# [Problem details]
Edit the material below so every "scale-swatch" becomes "legend-swatch", leaving all other text unchanged.

____ Records provided

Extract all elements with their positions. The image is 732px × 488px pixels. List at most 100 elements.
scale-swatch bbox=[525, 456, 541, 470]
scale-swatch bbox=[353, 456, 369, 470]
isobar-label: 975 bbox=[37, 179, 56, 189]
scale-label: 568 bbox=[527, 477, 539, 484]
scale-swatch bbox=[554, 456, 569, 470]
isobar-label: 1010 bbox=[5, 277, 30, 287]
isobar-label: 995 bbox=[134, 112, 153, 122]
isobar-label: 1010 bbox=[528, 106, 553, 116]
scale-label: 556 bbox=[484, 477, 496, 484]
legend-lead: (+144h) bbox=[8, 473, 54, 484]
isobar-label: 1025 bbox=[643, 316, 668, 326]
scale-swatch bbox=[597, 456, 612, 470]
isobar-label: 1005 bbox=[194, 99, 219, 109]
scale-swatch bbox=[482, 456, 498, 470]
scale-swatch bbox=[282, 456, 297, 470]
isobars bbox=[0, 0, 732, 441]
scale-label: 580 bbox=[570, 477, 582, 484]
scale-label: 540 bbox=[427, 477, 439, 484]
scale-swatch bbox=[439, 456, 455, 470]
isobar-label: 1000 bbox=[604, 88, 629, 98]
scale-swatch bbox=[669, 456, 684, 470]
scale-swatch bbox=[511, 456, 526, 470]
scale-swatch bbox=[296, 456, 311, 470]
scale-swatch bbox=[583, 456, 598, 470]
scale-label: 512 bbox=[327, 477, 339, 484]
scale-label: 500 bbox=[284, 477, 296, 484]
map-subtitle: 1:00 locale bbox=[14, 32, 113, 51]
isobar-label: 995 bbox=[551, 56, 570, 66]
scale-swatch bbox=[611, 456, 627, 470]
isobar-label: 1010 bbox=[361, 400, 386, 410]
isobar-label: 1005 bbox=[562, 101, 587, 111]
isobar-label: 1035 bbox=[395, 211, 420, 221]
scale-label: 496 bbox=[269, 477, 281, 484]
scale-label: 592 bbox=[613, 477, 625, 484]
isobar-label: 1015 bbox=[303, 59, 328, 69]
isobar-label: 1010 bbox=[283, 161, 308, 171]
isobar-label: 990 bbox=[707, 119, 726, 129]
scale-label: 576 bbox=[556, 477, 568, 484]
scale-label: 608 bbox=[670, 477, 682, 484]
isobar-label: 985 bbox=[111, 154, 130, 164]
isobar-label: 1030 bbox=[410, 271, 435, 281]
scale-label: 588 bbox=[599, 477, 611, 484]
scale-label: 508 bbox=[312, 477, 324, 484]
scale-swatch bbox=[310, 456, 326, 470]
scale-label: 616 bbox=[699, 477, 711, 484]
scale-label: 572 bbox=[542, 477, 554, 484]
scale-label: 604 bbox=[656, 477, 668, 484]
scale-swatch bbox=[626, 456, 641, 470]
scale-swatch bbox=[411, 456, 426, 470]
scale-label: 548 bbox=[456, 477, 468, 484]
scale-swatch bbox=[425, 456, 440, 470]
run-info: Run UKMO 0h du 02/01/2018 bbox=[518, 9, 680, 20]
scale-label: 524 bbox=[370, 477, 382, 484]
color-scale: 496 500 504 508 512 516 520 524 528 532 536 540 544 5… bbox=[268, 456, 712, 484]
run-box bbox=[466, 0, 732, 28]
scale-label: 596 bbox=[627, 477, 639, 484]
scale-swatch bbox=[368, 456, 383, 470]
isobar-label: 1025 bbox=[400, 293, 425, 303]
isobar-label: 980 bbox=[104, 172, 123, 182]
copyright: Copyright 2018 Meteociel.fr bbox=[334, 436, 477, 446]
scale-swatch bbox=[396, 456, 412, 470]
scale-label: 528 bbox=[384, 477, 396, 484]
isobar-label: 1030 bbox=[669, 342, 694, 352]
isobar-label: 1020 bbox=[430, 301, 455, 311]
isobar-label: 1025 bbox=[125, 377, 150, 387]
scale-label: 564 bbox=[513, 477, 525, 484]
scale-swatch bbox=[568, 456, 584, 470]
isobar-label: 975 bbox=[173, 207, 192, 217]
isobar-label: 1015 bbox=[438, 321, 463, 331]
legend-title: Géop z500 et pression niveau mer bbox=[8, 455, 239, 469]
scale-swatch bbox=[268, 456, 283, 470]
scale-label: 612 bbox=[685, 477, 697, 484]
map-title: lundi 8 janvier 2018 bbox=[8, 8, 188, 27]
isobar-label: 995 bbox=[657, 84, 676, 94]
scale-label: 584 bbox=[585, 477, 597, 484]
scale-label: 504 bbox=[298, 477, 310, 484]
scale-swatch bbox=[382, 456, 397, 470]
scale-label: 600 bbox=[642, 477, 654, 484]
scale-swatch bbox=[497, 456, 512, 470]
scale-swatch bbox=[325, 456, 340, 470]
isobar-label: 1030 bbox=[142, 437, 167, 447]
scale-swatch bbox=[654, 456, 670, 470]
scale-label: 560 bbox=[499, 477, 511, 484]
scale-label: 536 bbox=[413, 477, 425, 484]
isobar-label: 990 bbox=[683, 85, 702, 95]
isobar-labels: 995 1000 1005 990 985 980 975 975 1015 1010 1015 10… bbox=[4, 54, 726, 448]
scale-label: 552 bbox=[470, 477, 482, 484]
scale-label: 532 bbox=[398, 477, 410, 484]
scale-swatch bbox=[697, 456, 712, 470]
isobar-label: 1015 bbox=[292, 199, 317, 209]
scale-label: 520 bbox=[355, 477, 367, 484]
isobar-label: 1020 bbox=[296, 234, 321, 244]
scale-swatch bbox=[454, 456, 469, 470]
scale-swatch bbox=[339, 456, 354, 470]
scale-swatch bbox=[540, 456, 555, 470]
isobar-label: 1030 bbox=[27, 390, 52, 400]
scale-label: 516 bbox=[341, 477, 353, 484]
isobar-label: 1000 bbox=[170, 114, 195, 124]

________

# [Response to this task]
Extract all elements with their positions. The image is 732px × 488px pixels. List at most 100 elements.
legend-swatch bbox=[525, 456, 541, 470]
legend-swatch bbox=[353, 456, 369, 470]
isobar-label: 975 bbox=[37, 179, 56, 189]
scale-label: 568 bbox=[527, 477, 539, 484]
legend-swatch bbox=[554, 456, 569, 470]
isobar-label: 1010 bbox=[5, 277, 30, 287]
isobar-label: 995 bbox=[134, 112, 153, 122]
isobar-label: 1010 bbox=[528, 106, 553, 116]
scale-label: 556 bbox=[484, 477, 496, 484]
legend-lead: (+144h) bbox=[8, 473, 54, 484]
isobar-label: 1025 bbox=[643, 316, 668, 326]
legend-swatch bbox=[597, 456, 612, 470]
isobar-label: 1005 bbox=[194, 99, 219, 109]
legend-swatch bbox=[482, 456, 498, 470]
legend-swatch bbox=[282, 456, 297, 470]
isobars bbox=[0, 0, 732, 441]
scale-label: 580 bbox=[570, 477, 582, 484]
scale-label: 540 bbox=[427, 477, 439, 484]
legend-swatch bbox=[439, 456, 455, 470]
isobar-label: 1000 bbox=[604, 88, 629, 98]
legend-swatch bbox=[669, 456, 684, 470]
legend-swatch bbox=[511, 456, 526, 470]
legend-swatch bbox=[296, 456, 311, 470]
legend-swatch bbox=[583, 456, 598, 470]
scale-label: 512 bbox=[327, 477, 339, 484]
scale-label: 500 bbox=[284, 477, 296, 484]
map-subtitle: 1:00 locale bbox=[14, 32, 113, 51]
isobar-label: 995 bbox=[551, 56, 570, 66]
legend-swatch bbox=[611, 456, 627, 470]
isobar-label: 1010 bbox=[361, 400, 386, 410]
isobar-label: 1005 bbox=[562, 101, 587, 111]
isobar-label: 1035 bbox=[395, 211, 420, 221]
scale-label: 496 bbox=[269, 477, 281, 484]
scale-label: 592 bbox=[613, 477, 625, 484]
isobar-label: 1015 bbox=[303, 59, 328, 69]
isobar-label: 1010 bbox=[283, 161, 308, 171]
isobar-label: 990 bbox=[707, 119, 726, 129]
scale-label: 576 bbox=[556, 477, 568, 484]
scale-label: 608 bbox=[670, 477, 682, 484]
isobar-label: 985 bbox=[111, 154, 130, 164]
isobar-label: 1030 bbox=[410, 271, 435, 281]
scale-label: 588 bbox=[599, 477, 611, 484]
scale-label: 508 bbox=[312, 477, 324, 484]
legend-swatch bbox=[310, 456, 326, 470]
scale-label: 616 bbox=[699, 477, 711, 484]
scale-label: 572 bbox=[542, 477, 554, 484]
scale-label: 604 bbox=[656, 477, 668, 484]
legend-swatch bbox=[626, 456, 641, 470]
legend-swatch bbox=[411, 456, 426, 470]
scale-label: 548 bbox=[456, 477, 468, 484]
legend-swatch bbox=[425, 456, 440, 470]
run-info: Run UKMO 0h du 02/01/2018 bbox=[518, 9, 680, 20]
scale-label: 524 bbox=[370, 477, 382, 484]
color-scale: 496 500 504 508 512 516 520 524 528 532 536 540 544 5… bbox=[268, 456, 712, 484]
run-box bbox=[466, 0, 732, 28]
scale-label: 596 bbox=[627, 477, 639, 484]
legend-swatch bbox=[368, 456, 383, 470]
isobar-label: 1025 bbox=[400, 293, 425, 303]
isobar-label: 980 bbox=[104, 172, 123, 182]
copyright: Copyright 2018 Meteociel.fr bbox=[334, 436, 477, 446]
legend-swatch bbox=[396, 456, 412, 470]
scale-label: 528 bbox=[384, 477, 396, 484]
isobar-label: 1030 bbox=[669, 342, 694, 352]
isobar-label: 1020 bbox=[430, 301, 455, 311]
isobar-label: 1025 bbox=[125, 377, 150, 387]
scale-label: 564 bbox=[513, 477, 525, 484]
legend-swatch bbox=[568, 456, 584, 470]
isobar-label: 975 bbox=[173, 207, 192, 217]
isobar-label: 1015 bbox=[438, 321, 463, 331]
legend-title: Géop z500 et pression niveau mer bbox=[8, 455, 239, 469]
legend-swatch bbox=[268, 456, 283, 470]
scale-label: 612 bbox=[685, 477, 697, 484]
map-title: lundi 8 janvier 2018 bbox=[8, 8, 188, 27]
isobar-label: 995 bbox=[657, 84, 676, 94]
scale-label: 584 bbox=[585, 477, 597, 484]
scale-label: 504 bbox=[298, 477, 310, 484]
legend-swatch bbox=[382, 456, 397, 470]
scale-label: 600 bbox=[642, 477, 654, 484]
legend-swatch bbox=[497, 456, 512, 470]
legend-swatch bbox=[325, 456, 340, 470]
isobar-label: 1030 bbox=[142, 437, 167, 447]
legend-swatch bbox=[654, 456, 670, 470]
scale-label: 560 bbox=[499, 477, 511, 484]
scale-label: 536 bbox=[413, 477, 425, 484]
isobar-label: 990 bbox=[683, 85, 702, 95]
isobar-labels: 995 1000 1005 990 985 980 975 975 1015 1010 1015 10… bbox=[4, 54, 726, 448]
scale-label: 552 bbox=[470, 477, 482, 484]
scale-label: 532 bbox=[398, 477, 410, 484]
legend-swatch bbox=[697, 456, 712, 470]
isobar-label: 1015 bbox=[292, 199, 317, 209]
scale-label: 520 bbox=[355, 477, 367, 484]
isobar-label: 1020 bbox=[296, 234, 321, 244]
legend-swatch bbox=[454, 456, 469, 470]
legend-swatch bbox=[339, 456, 354, 470]
legend-swatch bbox=[540, 456, 555, 470]
isobar-label: 1030 bbox=[27, 390, 52, 400]
scale-label: 516 bbox=[341, 477, 353, 484]
isobar-label: 1000 bbox=[170, 114, 195, 124]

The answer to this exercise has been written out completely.